• [Requirement]: Without omitting anything, retype the data that follows.

• [Supplied records]:
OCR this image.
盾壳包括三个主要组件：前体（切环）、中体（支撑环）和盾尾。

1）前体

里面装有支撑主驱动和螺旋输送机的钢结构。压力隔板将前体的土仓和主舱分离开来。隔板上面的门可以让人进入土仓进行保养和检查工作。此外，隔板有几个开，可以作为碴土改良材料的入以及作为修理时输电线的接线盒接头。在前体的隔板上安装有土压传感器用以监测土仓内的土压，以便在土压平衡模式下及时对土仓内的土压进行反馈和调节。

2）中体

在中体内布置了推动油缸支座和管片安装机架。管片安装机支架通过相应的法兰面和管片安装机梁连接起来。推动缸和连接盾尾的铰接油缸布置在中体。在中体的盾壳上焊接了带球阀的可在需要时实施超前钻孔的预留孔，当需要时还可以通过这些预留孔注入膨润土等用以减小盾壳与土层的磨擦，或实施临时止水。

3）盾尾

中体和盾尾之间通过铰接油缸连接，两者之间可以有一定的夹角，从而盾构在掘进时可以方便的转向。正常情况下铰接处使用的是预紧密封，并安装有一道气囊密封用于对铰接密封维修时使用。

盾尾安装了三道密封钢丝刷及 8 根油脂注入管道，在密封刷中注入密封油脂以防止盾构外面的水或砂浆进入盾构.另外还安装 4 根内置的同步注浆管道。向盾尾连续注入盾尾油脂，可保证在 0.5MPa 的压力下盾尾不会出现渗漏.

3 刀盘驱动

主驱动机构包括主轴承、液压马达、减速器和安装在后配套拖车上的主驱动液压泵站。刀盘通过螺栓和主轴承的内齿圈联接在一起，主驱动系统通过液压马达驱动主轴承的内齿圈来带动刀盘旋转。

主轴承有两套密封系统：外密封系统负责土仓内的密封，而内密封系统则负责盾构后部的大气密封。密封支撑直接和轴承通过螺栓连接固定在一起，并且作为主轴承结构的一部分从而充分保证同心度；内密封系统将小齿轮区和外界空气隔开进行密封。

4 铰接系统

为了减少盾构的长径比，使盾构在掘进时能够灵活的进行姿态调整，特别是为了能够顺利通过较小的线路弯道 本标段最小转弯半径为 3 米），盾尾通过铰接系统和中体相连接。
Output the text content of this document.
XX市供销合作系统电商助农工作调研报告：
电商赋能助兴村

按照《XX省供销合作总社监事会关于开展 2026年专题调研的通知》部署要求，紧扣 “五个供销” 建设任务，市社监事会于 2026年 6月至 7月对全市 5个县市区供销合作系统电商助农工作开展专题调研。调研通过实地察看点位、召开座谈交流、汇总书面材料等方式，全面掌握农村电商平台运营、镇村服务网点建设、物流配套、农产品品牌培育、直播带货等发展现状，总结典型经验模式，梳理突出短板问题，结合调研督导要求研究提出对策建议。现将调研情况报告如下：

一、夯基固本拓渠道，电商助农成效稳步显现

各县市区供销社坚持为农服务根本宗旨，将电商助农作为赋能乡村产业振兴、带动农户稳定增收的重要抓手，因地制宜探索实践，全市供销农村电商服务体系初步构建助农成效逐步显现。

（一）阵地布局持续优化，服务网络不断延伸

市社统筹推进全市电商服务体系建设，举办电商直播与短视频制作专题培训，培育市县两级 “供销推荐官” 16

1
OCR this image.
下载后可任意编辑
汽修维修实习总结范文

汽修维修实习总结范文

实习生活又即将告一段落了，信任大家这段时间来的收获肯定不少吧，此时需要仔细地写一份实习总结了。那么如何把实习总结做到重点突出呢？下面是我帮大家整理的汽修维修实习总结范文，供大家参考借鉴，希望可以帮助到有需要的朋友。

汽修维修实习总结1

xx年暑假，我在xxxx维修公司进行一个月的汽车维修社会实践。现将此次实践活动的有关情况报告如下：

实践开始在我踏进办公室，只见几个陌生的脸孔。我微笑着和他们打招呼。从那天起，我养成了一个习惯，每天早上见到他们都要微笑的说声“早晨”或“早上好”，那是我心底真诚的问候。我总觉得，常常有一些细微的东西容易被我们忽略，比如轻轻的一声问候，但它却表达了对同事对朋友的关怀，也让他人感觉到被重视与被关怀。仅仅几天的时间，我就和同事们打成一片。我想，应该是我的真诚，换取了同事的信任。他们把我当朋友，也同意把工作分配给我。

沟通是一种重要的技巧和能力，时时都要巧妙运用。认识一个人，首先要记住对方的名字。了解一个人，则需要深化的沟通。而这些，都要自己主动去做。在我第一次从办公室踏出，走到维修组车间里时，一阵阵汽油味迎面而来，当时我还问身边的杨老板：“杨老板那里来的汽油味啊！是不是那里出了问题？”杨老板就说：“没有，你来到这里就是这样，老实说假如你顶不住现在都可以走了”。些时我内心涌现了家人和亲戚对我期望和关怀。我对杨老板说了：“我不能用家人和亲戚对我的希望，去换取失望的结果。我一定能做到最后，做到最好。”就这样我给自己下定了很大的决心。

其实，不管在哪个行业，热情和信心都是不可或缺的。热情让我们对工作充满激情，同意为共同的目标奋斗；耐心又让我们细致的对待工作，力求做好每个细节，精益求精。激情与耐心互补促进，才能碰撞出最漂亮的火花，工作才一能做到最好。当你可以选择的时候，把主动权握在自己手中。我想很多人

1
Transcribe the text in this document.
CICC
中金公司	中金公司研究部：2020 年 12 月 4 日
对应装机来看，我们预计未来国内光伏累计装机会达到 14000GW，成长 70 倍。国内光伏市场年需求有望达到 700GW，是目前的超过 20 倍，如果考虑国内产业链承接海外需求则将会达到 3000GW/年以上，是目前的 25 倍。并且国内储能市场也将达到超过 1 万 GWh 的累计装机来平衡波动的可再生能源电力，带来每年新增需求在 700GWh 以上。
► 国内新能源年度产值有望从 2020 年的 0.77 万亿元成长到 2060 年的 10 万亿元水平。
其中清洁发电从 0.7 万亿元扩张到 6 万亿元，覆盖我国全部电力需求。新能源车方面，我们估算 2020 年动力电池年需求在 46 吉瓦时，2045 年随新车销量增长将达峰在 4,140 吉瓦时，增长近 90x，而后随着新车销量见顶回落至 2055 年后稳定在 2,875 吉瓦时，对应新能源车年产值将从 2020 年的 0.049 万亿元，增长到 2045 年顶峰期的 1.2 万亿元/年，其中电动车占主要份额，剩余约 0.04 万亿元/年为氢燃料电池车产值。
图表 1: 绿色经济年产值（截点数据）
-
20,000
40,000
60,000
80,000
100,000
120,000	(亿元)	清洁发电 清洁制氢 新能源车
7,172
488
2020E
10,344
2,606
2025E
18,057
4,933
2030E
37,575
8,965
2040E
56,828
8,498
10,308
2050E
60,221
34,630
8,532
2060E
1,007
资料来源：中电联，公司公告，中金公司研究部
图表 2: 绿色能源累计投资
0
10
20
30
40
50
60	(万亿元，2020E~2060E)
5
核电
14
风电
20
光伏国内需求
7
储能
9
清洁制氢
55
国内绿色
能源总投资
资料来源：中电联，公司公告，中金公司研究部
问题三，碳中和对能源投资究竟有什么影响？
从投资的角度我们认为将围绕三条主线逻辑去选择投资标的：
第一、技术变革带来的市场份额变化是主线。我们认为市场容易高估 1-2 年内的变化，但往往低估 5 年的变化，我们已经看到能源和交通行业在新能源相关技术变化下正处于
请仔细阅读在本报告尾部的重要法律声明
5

• [Response]:
OCR this image.
盾壳包括三个主要组件：前体（切环）、中体（支撑环）和盾尾。

1）前体

里面装有支撑主驱动和螺旋输送机的钢结构。压力隔板将前体的土仓和主舱分离开来。隔板上面的门可以让人进入土仓进行保养和检查工作。此外，隔板有几个开，可以作为碴土改良材料的入以及作为修理时输电线的接线盒接头。在前体的隔板上安装有土压传感器用以监测土仓内的土压，以便在土压平衡模式下及时对土仓内的土压进行反馈和调节。

2）中体

在中体内布置了推动油缸支座和管片安装机架。管片安装机支架通过相应的法兰面和管片安装机梁连接起来。推动缸和连接盾尾的铰接油缸布置在中体。在中体的盾壳上焊接了带球阀的可在需要时实施超前钻孔的预留孔，当需要时还可以通过这些预留孔注入膨润土等用以减小盾壳与土层的磨擦，或实施临时止水。

3）盾尾

中体和盾尾之间通过铰接油缸连接，两者之间可以有一定的夹角，从而盾构在掘进时可以方便的转向。正常情况下铰接处使用的是预紧密封，并安装有一道气囊密封用于对铰接密封维修时使用。

盾尾安装了三道密封钢丝刷及 8 根油脂注入管道，在密封刷中注入密封油脂以防止盾构外面的水或砂浆进入盾构.另外还安装 4 根内置的同步注浆管道。向盾尾连续注入盾尾油脂，可保证在 0.5MPa 的压力下盾尾不会出现渗漏.

3 刀盘驱动

主驱动机构包括主轴承、液压马达、减速器和安装在后配套拖车上的主驱动液压泵站。刀盘通过螺栓和主轴承的内齿圈联接在一起，主驱动系统通过液压马达驱动主轴承的内齿圈来带动刀盘旋转。

主轴承有两套密封系统：外密封系统负责土仓内的密封，而内密封系统则负责盾构后部的大气密封。密封支撑直接和轴承通过螺栓连接固定在一起，并且作为主轴承结构的一部分从而充分保证同心度；内密封系统将小齿轮区和外界空气隔开进行密封。

4 铰接系统

为了减少盾构的长径比，使盾构在掘进时能够灵活的进行姿态调整，特别是为了能够顺利通过较小的线路弯道 本标段最小转弯半径为 3 米），盾尾通过铰接系统和中体相连接。
Output the text content of this document.
XX市供销合作系统电商助农工作调研报告：
电商赋能助兴村

按照《XX省供销合作总社监事会关于开展 2026年专题调研的通知》部署要求，紧扣 “五个供销” 建设任务，市社监事会于 2026年 6月至 7月对全市 5个县市区供销合作系统电商助农工作开展专题调研。调研通过实地察看点位、召开座谈交流、汇总书面材料等方式，全面掌握农村电商平台运营、镇村服务网点建设、物流配套、农产品品牌培育、直播带货等发展现状，总结典型经验模式，梳理突出短板问题，结合调研督导要求研究提出对策建议。现将调研情况报告如下：

一、夯基固本拓渠道，电商助农成效稳步显现

各县市区供销社坚持为农服务根本宗旨，将电商助农作为赋能乡村产业振兴、带动农户稳定增收的重要抓手，因地制宜探索实践，全市供销农村电商服务体系初步构建助农成效逐步显现。

（一）阵地布局持续优化，服务网络不断延伸

市社统筹推进全市电商服务体系建设，举办电商直播与短视频制作专题培训，培育市县两级 “供销推荐官” 16

1
OCR this image.
下载后可任意编辑
汽修维修实习总结范文

汽修维修实习总结范文

实习生活又即将告一段落了，信任大家这段时间来的收获肯定不少吧，此时需要仔细地写一份实习总结了。那么如何把实习总结做到重点突出呢？下面是我帮大家整理的汽修维修实习总结范文，供大家参考借鉴，希望可以帮助到有需要的朋友。

汽修维修实习总结1

xx年暑假，我在xxxx维修公司进行一个月的汽车维修社会实践。现将此次实践活动的有关情况报告如下：

实践开始在我踏进办公室，只见几个陌生的脸孔。我微笑着和他们打招呼。从那天起，我养成了一个习惯，每天早上见到他们都要微笑的说声“早晨”或“早上好”，那是我心底真诚的问候。我总觉得，常常有一些细微的东西容易被我们忽略，比如轻轻的一声问候，但它却表达了对同事对朋友的关怀，也让他人感觉到被重视与被关怀。仅仅几天的时间，我就和同事们打成一片。我想，应该是我的真诚，换取了同事的信任。他们把我当朋友，也同意把工作分配给我。

沟通是一种重要的技巧和能力，时时都要巧妙运用。认识一个人，首先要记住对方的名字。了解一个人，则需要深化的沟通。而这些，都要自己主动去做。在我第一次从办公室踏出，走到维修组车间里时，一阵阵汽油味迎面而来，当时我还问身边的杨老板：“杨老板那里来的汽油味啊！是不是那里出了问题？”杨老板就说：“没有，你来到这里就是这样，老实说假如你顶不住现在都可以走了”。些时我内心涌现了家人和亲戚对我期望和关怀。我对杨老板说了：“我不能用家人和亲戚对我的希望，去换取失望的结果。我一定能做到最后，做到最好。”就这样我给自己下定了很大的决心。

其实，不管在哪个行业，热情和信心都是不可或缺的。热情让我们对工作充满激情，同意为共同的目标奋斗；耐心又让我们细致的对待工作，力求做好每个细节，精益求精。激情与耐心互补促进，才能碰撞出最漂亮的火花，工作才一能做到最好。当你可以选择的时候，把主动权握在自己手中。我想很多人

1
Transcribe the text in this document.
CICC
中金公司	中金公司研究部：2020 年 12 月 4 日
对应装机来看，我们预计未来国内光伏累计装机会达到 14000GW，成长 70 倍。国内光伏市场年需求有望达到 700GW，是目前的超过 20 倍，如果考虑国内产业链承接海外需求则将会达到 3000GW/年以上，是目前的 25 倍。并且国内储能市场也将达到超过 1 万 GWh 的累计装机来平衡波动的可再生能源电力，带来每年新增需求在 700GWh 以上。
► 国内新能源年度产值有望从 2020 年的 0.77 万亿元成长到 2060 年的 10 万亿元水平。
其中清洁发电从 0.7 万亿元扩张到 6 万亿元，覆盖我国全部电力需求。新能源车方面，我们估算 2020 年动力电池年需求在 46 吉瓦时，2045 年随新车销量增长将达峰在 4,140 吉瓦时，增长近 90x，而后随着新车销量见顶回落至 2055 年后稳定在 2,875 吉瓦时，对应新能源车年产值将从 2020 年的 0.049 万亿元，增长到 2045 年顶峰期的 1.2 万亿元/年，其中电动车占主要份额，剩余约 0.04 万亿元/年为氢燃料电池车产值。
图表 1: 绿色经济年产值（截点数据）
-
20,000
40,000
60,000
80,000
100,000
120,000	(亿元)	清洁发电 清洁制氢 新能源车
7,172
488
2020E
10,344
2,606
2025E
18,057
4,933
2030E
37,575
8,965
2040E
56,828
8,498
10,308
2050E
60,221
34,630
8,532
2060E
1,007
资料来源：中电联，公司公告，中金公司研究部
图表 2: 绿色能源累计投资
0
10
20
30
40
50
60	(万亿元，2020E~2060E)
5
核电
14
风电
20
光伏国内需求
7
储能
9
清洁制氢
55
国内绿色
能源总投资
资料来源：中电联，公司公告，中金公司研究部
问题三，碳中和对能源投资究竟有什么影响？
从投资的角度我们认为将围绕三条主线逻辑去选择投资标的：
第一、技术变革带来的市场份额变化是主线。我们认为市场容易高估 1-2 年内的变化，但往往低估 5 年的变化，我们已经看到能源和交通行业在新能源相关技术变化下正处于
请仔细阅读在本报告尾部的重要法律声明
5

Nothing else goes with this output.